Only the pictures are left out: repeat the rest of the entries exactly.

═══ Material for this exercise

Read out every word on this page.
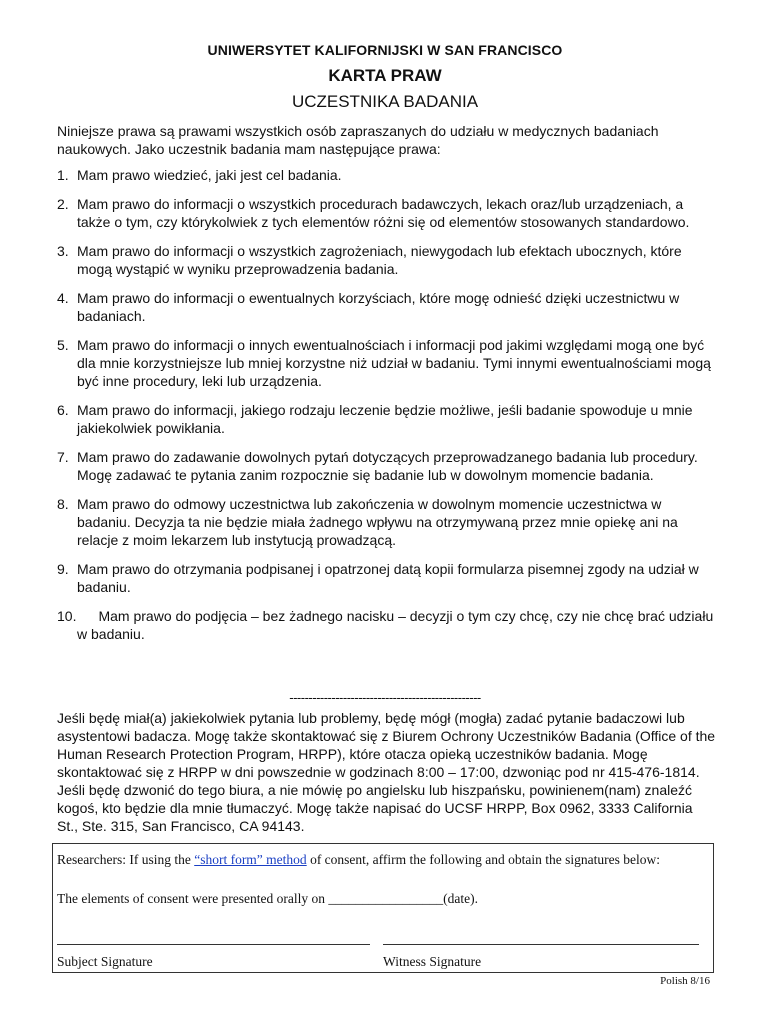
UNIWERSYTET KALIFORNIJSKI W SAN FRANCISCO
KARTA PRAW
UCZESTNIKA BADANIA
Niniejsze prawa są prawami wszystkich osób zapraszanych do udziału w medycznych badaniach naukowych. Jako uczestnik badania mam następujące prawa:
1. Mam prawo wiedzieć, jaki jest cel badania.
2. Mam prawo do informacji o wszystkich procedurach badawczych, lekach oraz/lub urządzeniach, a także o tym, czy którykolwiek z tych elementów różni się od elementów stosowanych standardowo.
3. Mam prawo do informacji o wszystkich zagrożeniach, niewygodach lub efektach ubocznych, które mogą wystąpić w wyniku przeprowadzenia badania.
4. Mam prawo do informacji o ewentualnych korzyściach, które mogę odnieść dzięki uczestnictwu w badaniach.
5. Mam prawo do informacji o innych ewentualnościach i informacji pod jakimi względami mogą one być dla mnie korzystniejsze lub mniej korzystne niż udział w badaniu. Tymi innymi ewentualnościami mogą być inne procedury, leki lub urządzenia.
6. Mam prawo do informacji, jakiego rodzaju leczenie będzie możliwe, jeśli badanie spowoduje u mnie jakiekolwiek powikłania.
7. Mam prawo do zadawanie dowolnych pytań dotyczących przeprowadzanego badania lub procedury. Mogę zadawać te pytania zanim rozpocznie się badanie lub w dowolnym momencie badania.
8. Mam prawo do odmowy uczestnictwa lub zakończenia w dowolnym momencie uczestnictwa w badaniu. Decyzja ta nie będzie miała żadnego wpływu na otrzymywaną przez mnie opiekę ani na relacje z moim lekarzem lub instytucją prowadzącą.
9. Mam prawo do otrzymania podpisanej i opatrzonej datą kopii formularza pisemnej zgody na udział w badaniu.
10. Mam prawo do podjęcia – bez żadnego nacisku – decyzji o tym czy chcę, czy nie chcę brać udziału w badaniu.
--------------------------------------------------
Jeśli będę miał(a) jakiekolwiek pytania lub problemy, będę mógł (mogła) zadać pytanie badaczowi lub asystentowi badacza. Mogę także skontaktować się z Biurem Ochrony Uczestników Badania (Office of the Human Research Protection Program, HRPP), które otacza opieką uczestników badania. Mogę skontaktować się z HRPP w dni powszednie w godzinach 8:00 – 17:00, dzwoniąc pod nr 415-476-1814. Jeśli będę dzwonić do tego biura, a nie mówię po angielsku lub hiszpańsku, powinienem(nam) znaleźć kogoś, kto będzie dla mnie tłumaczyć. Mogę także napisać do UCSF HRPP, Box 0962, 3333 California St., Ste. 315, San Francisco, CA 94143.
Researchers: If using the “short form” method of consent, affirm the following and obtain the signatures below:
The elements of consent were presented orally on _________________(date).
Subject Signature	Witness Signature
Polish 8/16
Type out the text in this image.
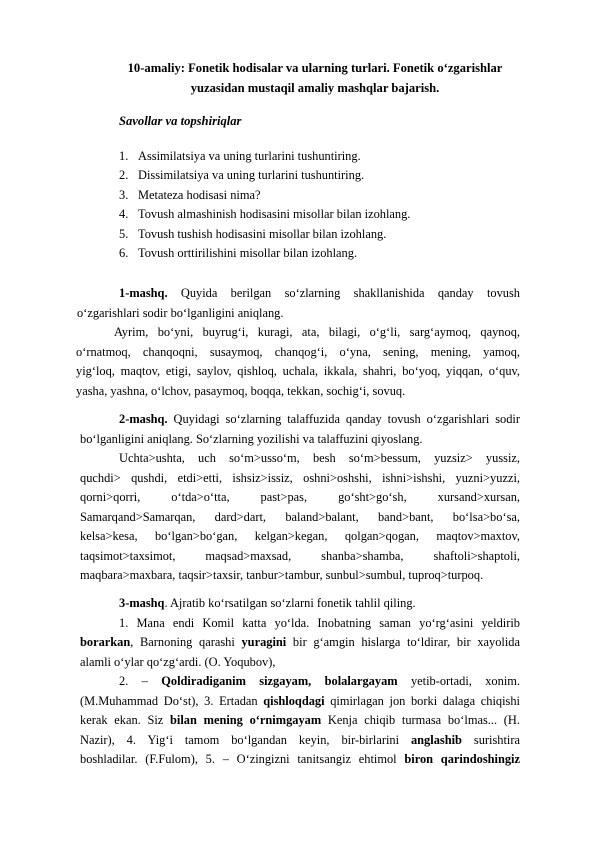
10-amaliy: Fonetik hodisalar va ularning turlari. Fonetik o‘zgarishlar
yuzasidan mustaqil amaliy mashqlar bajarish.
Savollar va topshiriqlar
1. Assimilatsiya va uning turlarini tushuntiring.
2. Dissimilatsiya va uning turlarini tushuntiring.
3. Metateza hodisasi nima?
4. Tovush almashinish hodisasini misollar bilan izohlang.
5. Tovush tushish hodisasini misollar bilan izohlang.
6. Tovush orttirilishini misollar bilan izohlang.
1-mashq. Quyida berilgan so‘zlarning shakllanishida qanday tovush
o‘zgarishlari sodir bo‘lganligini aniqlang.
Ayrim, bo‘yni, buyrug‘i, kuragi, ata, bilagi, o‘g‘li, sarg‘aymoq, qaynoq,
o‘rnatmoq, chanqoqni, susaymoq, chanqog‘i, o‘yna, sening, mening, yamoq,
yig‘loq, maqtov, etigi, saylov, qishloq, uchala, ikkala, shahri, bo‘yoq, yiqqan, o‘quv,
yasha, yashna, o‘lchov, pasaymoq, boqqa, tekkan, sochig‘i, sovuq.
2-mashq. Quyidagi so‘zlarning talaffuzida qanday tovush o‘zgarishlari sodir
bo‘lganligini aniqlang. So‘zlarning yozilishi va talaffuzini qiyoslang.
Uchta>ushta, uch so‘m>usso‘m, besh so‘m>bessum, yuzsiz> yussiz,
quchdi> qushdi, etdi>etti, ishsiz>issiz, oshni>oshshi, ishni>ishshi, yuzni>yuzzi,
qorni>qorri, o‘tda>o‘tta, past>pas, go‘sht>go‘sh, xursand>xursan,
Samarqand>Samarqan, dard>dart, baland>balant, band>bant, bo‘lsa>bo‘sa,
kelsa>kesa, bo‘lgan>bo‘gan, kelgan>kegan, qolgan>qogan, maqtov>maxtov,
taqsimot>taxsimot, maqsad>maxsad, shanba>shamba, shaftoli>shaptoli,
maqbara>maxbara, taqsir>taxsir, tanbur>tambur, sunbul>sumbul, tuproq>turpoq.
3-mashq. Ajratib ko‘rsatilgan so‘zlarni fonetik tahlil qiling.
1. Mana endi Komil katta yo‘lda. Inobatning saman yo‘rg‘asini yeldirib
borarkan, Barnoning qarashi yuragini bir g‘amgin hislarga to‘ldirar, bir xayolida
alamli o‘ylar qo‘zg‘ardi. (O. Yoqubov),
2. – Qoldiradiganim sizgayam, bolalargayam yetib-ortadi, xonim.
(M.Muhammad Do‘st), 3. Ertadan qishloqdagi qimirlagan jon borki dalaga chiqishi
kerak ekan. Siz bilan mening o‘rnimgayam Kenja chiqib turmasa bo‘lmas... (H.
Nazir), 4. Yig‘i tamom bo‘lgandan keyin, bir-birlarini anglashib surishtira
boshladilar. (F.Fulom), 5. – O‘zingizni tanitsangiz ehtimol biron qarindoshingiz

══════

■ Output
Read out every word on this page.
UNIWERSYTET KALIFORNIJSKI W SAN FRANCISCO
KARTA PRAW
UCZESTNIKA BADANIA
Niniejsze prawa są prawami wszystkich osób zapraszanych do udziału w medycznych badaniach naukowych. Jako uczestnik badania mam następujące prawa:
1. Mam prawo wiedzieć, jaki jest cel badania.
2. Mam prawo do informacji o wszystkich procedurach badawczych, lekach oraz/lub urządzeniach, a także o tym, czy którykolwiek z tych elementów różni się od elementów stosowanych standardowo.
3. Mam prawo do informacji o wszystkich zagrożeniach, niewygodach lub efektach ubocznych, które mogą wystąpić w wyniku przeprowadzenia badania.
4. Mam prawo do informacji o ewentualnych korzyściach, które mogę odnieść dzięki uczestnictwu w badaniach.
5. Mam prawo do informacji o innych ewentualnościach i informacji pod jakimi względami mogą one być dla mnie korzystniejsze lub mniej korzystne niż udział w badaniu. Tymi innymi ewentualnościami mogą być inne procedury, leki lub urządzenia.
6. Mam prawo do informacji, jakiego rodzaju leczenie będzie możliwe, jeśli badanie spowoduje u mnie jakiekolwiek powikłania.
7. Mam prawo do zadawanie dowolnych pytań dotyczących przeprowadzanego badania lub procedury. Mogę zadawać te pytania zanim rozpocznie się badanie lub w dowolnym momencie badania.
8. Mam prawo do odmowy uczestnictwa lub zakończenia w dowolnym momencie uczestnictwa w badaniu. Decyzja ta nie będzie miała żadnego wpływu na otrzymywaną przez mnie opiekę ani na relacje z moim lekarzem lub instytucją prowadzącą.
9. Mam prawo do otrzymania podpisanej i opatrzonej datą kopii formularza pisemnej zgody na udział w badaniu.
10. Mam prawo do podjęcia – bez żadnego nacisku – decyzji o tym czy chcę, czy nie chcę brać udziału w badaniu.
--------------------------------------------------
Jeśli będę miał(a) jakiekolwiek pytania lub problemy, będę mógł (mogła) zadać pytanie badaczowi lub asystentowi badacza. Mogę także skontaktować się z Biurem Ochrony Uczestników Badania (Office of the Human Research Protection Program, HRPP), które otacza opieką uczestników badania. Mogę skontaktować się z HRPP w dni powszednie w godzinach 8:00 – 17:00, dzwoniąc pod nr 415-476-1814. Jeśli będę dzwonić do tego biura, a nie mówię po angielsku lub hiszpańsku, powinienem(nam) znaleźć kogoś, kto będzie dla mnie tłumaczyć. Mogę także napisać do UCSF HRPP, Box 0962, 3333 California St., Ste. 315, San Francisco, CA 94143.
Researchers: If using the “short form” method of consent, affirm the following and obtain the signatures below:
The elements of consent were presented orally on _________________(date).
Subject Signature	Witness Signature
Polish 8/16
Type out the text in this image.
10-amaliy: Fonetik hodisalar va ularning turlari. Fonetik o‘zgarishlar
yuzasidan mustaqil amaliy mashqlar bajarish.
Savollar va topshiriqlar
1. Assimilatsiya va uning turlarini tushuntiring.
2. Dissimilatsiya va uning turlarini tushuntiring.
3. Metateza hodisasi nima?
4. Tovush almashinish hodisasini misollar bilan izohlang.
5. Tovush tushish hodisasini misollar bilan izohlang.
6. Tovush orttirilishini misollar bilan izohlang.
1-mashq. Quyida berilgan so‘zlarning shakllanishida qanday tovush
o‘zgarishlari sodir bo‘lganligini aniqlang.
Ayrim, bo‘yni, buyrug‘i, kuragi, ata, bilagi, o‘g‘li, sarg‘aymoq, qaynoq,
o‘rnatmoq, chanqoqni, susaymoq, chanqog‘i, o‘yna, sening, mening, yamoq,
yig‘loq, maqtov, etigi, saylov, qishloq, uchala, ikkala, shahri, bo‘yoq, yiqqan, o‘quv,
yasha, yashna, o‘lchov, pasaymoq, boqqa, tekkan, sochig‘i, sovuq.
2-mashq. Quyidagi so‘zlarning talaffuzida qanday tovush o‘zgarishlari sodir
bo‘lganligini aniqlang. So‘zlarning yozilishi va talaffuzini qiyoslang.
Uchta>ushta, uch so‘m>usso‘m, besh so‘m>bessum, yuzsiz> yussiz,
quchdi> qushdi, etdi>etti, ishsiz>issiz, oshni>oshshi, ishni>ishshi, yuzni>yuzzi,
qorni>qorri, o‘tda>o‘tta, past>pas, go‘sht>go‘sh, xursand>xursan,
Samarqand>Samarqan, dard>dart, baland>balant, band>bant, bo‘lsa>bo‘sa,
kelsa>kesa, bo‘lgan>bo‘gan, kelgan>kegan, qolgan>qogan, maqtov>maxtov,
taqsimot>taxsimot, maqsad>maxsad, shanba>shamba, shaftoli>shaptoli,
maqbara>maxbara, taqsir>taxsir, tanbur>tambur, sunbul>sumbul, tuproq>turpoq.
3-mashq. Ajratib ko‘rsatilgan so‘zlarni fonetik tahlil qiling.
1. Mana endi Komil katta yo‘lda. Inobatning saman yo‘rg‘asini yeldirib
borarkan, Barnoning qarashi yuragini bir g‘amgin hislarga to‘ldirar, bir xayolida
alamli o‘ylar qo‘zg‘ardi. (O. Yoqubov),
2. – Qoldiradiganim sizgayam, bolalargayam yetib-ortadi, xonim.
(M.Muhammad Do‘st), 3. Ertadan qishloqdagi qimirlagan jon borki dalaga chiqishi
kerak ekan. Siz bilan mening o‘rnimgayam Kenja chiqib turmasa bo‘lmas... (H.
Nazir), 4. Yig‘i tamom bo‘lgandan keyin, bir-birlarini anglashib surishtira
boshladilar. (F.Fulom), 5. – O‘zingizni tanitsangiz ehtimol biron qarindoshingiz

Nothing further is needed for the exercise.